**DATA FOR PROCESSING**
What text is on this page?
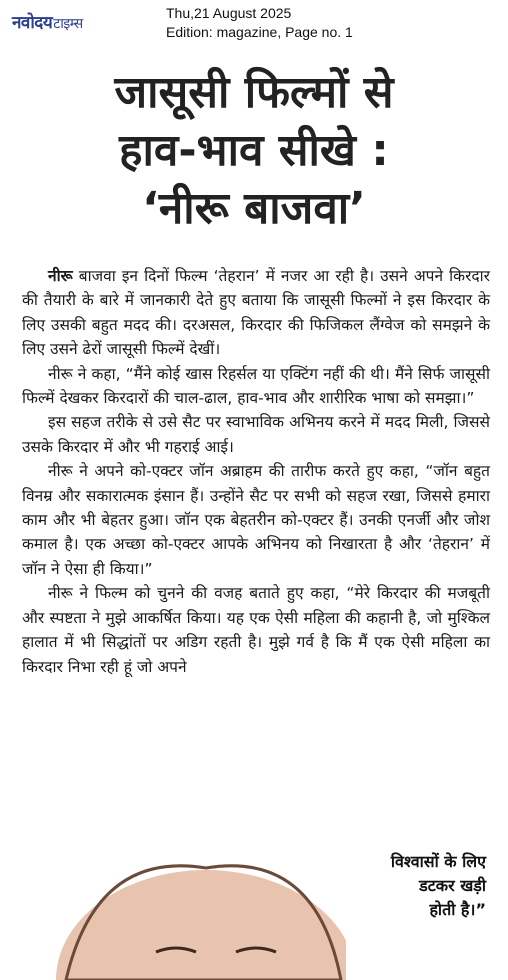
नवोदयटाइम्स
Thu,21 August 2025
Edition: magazine, Page no. 1
जासूसी फिल्मों से
हाव-भाव सीखे :
‘नीरू बाजवा’

नीरू बाजवा इन दिनों फिल्म ‘तेहरान’ में नजर आ रही है। उसने अपने किरदार की तैयारी के बारे में जानकारी देते हुए बताया कि जासूसी फिल्मों ने इस किरदार के लिए उसकी बहुत मदद की। दरअसल, किरदार की फिजिकल लैंग्वेज को समझने के लिए उसने ढेरों जासूसी फिल्में देखीं।

नीरू ने कहा, “मैंने कोई खास रिहर्सल या एक्टिंग नहीं की थी। मैंने सिर्फ जासूसी फिल्में देखकर किरदारों की चाल-ढाल, हाव-भाव और शारीरिक भाषा को समझा।”

इस सहज तरीके से उसे सैट पर स्वाभाविक अभिनय करने में मदद मिली, जिससे उसके किरदार में और भी गहराई आई।

नीरू ने अपने को-एक्टर जॉन अब्राहम की तारीफ करते हुए कहा, “जॉन बहुत विनम्र और सकारात्मक इंसान हैं। उन्होंने सैट पर सभी को सहज रखा, जिससे हमारा काम और भी बेहतर हुआ। जॉन एक बेहतरीन को-एक्टर हैं। उनकी एनर्जी और जोश कमाल है। एक अच्छा को-एक्टर आपके अभिनय को निखारता है और ‘तेहरान’ में जॉन ने ऐसा ही किया।”

नीरू ने फिल्म को चुनने की वजह बताते हुए कहा, “मेरे किरदार की मजबूती और स्पष्टता ने मुझे आकर्षित किया। यह एक ऐसी महिला की कहानी है, जो मुश्किल हालात में भी सिद्धांतों पर अडिग रहती है। मुझे गर्व है कि मैं एक ऐसी महिला का किरदार निभा रही हूं जो अपने

विश्वासों के लिए
डटकर खड़ी
होती है।”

**DO THIS**
Repeat each entry exactly as given; no pictures belong in the copy.

**WORKED SOLUTION**
What text is on this page?
नवोदयटाइम्स
Thu,21 August 2025
Edition: magazine, Page no. 1
जासूसी फिल्मों से
हाव-भाव सीखे :
‘नीरू बाजवा’

नीरू बाजवा इन दिनों फिल्म ‘तेहरान’ में नजर आ रही है। उसने अपने किरदार की तैयारी के बारे में जानकारी देते हुए बताया कि जासूसी फिल्मों ने इस किरदार के लिए उसकी बहुत मदद की। दरअसल, किरदार की फिजिकल लैंग्वेज को समझने के लिए उसने ढेरों जासूसी फिल्में देखीं।

नीरू ने कहा, “मैंने कोई खास रिहर्सल या एक्टिंग नहीं की थी। मैंने सिर्फ जासूसी फिल्में देखकर किरदारों की चाल-ढाल, हाव-भाव और शारीरिक भाषा को समझा।”

इस सहज तरीके से उसे सैट पर स्वाभाविक अभिनय करने में मदद मिली, जिससे उसके किरदार में और भी गहराई आई।

नीरू ने अपने को-एक्टर जॉन अब्राहम की तारीफ करते हुए कहा, “जॉन बहुत विनम्र और सकारात्मक इंसान हैं। उन्होंने सैट पर सभी को सहज रखा, जिससे हमारा काम और भी बेहतर हुआ। जॉन एक बेहतरीन को-एक्टर हैं। उनकी एनर्जी और जोश कमाल है। एक अच्छा को-एक्टर आपके अभिनय को निखारता है और ‘तेहरान’ में जॉन ने ऐसा ही किया।”

नीरू ने फिल्म को चुनने की वजह बताते हुए कहा, “मेरे किरदार की मजबूती और स्पष्टता ने मुझे आकर्षित किया। यह एक ऐसी महिला की कहानी है, जो मुश्किल हालात में भी सिद्धांतों पर अडिग रहती है। मुझे गर्व है कि मैं एक ऐसी महिला का किरदार निभा रही हूं जो अपने

विश्वासों के लिए
डटकर खड़ी
होती है।”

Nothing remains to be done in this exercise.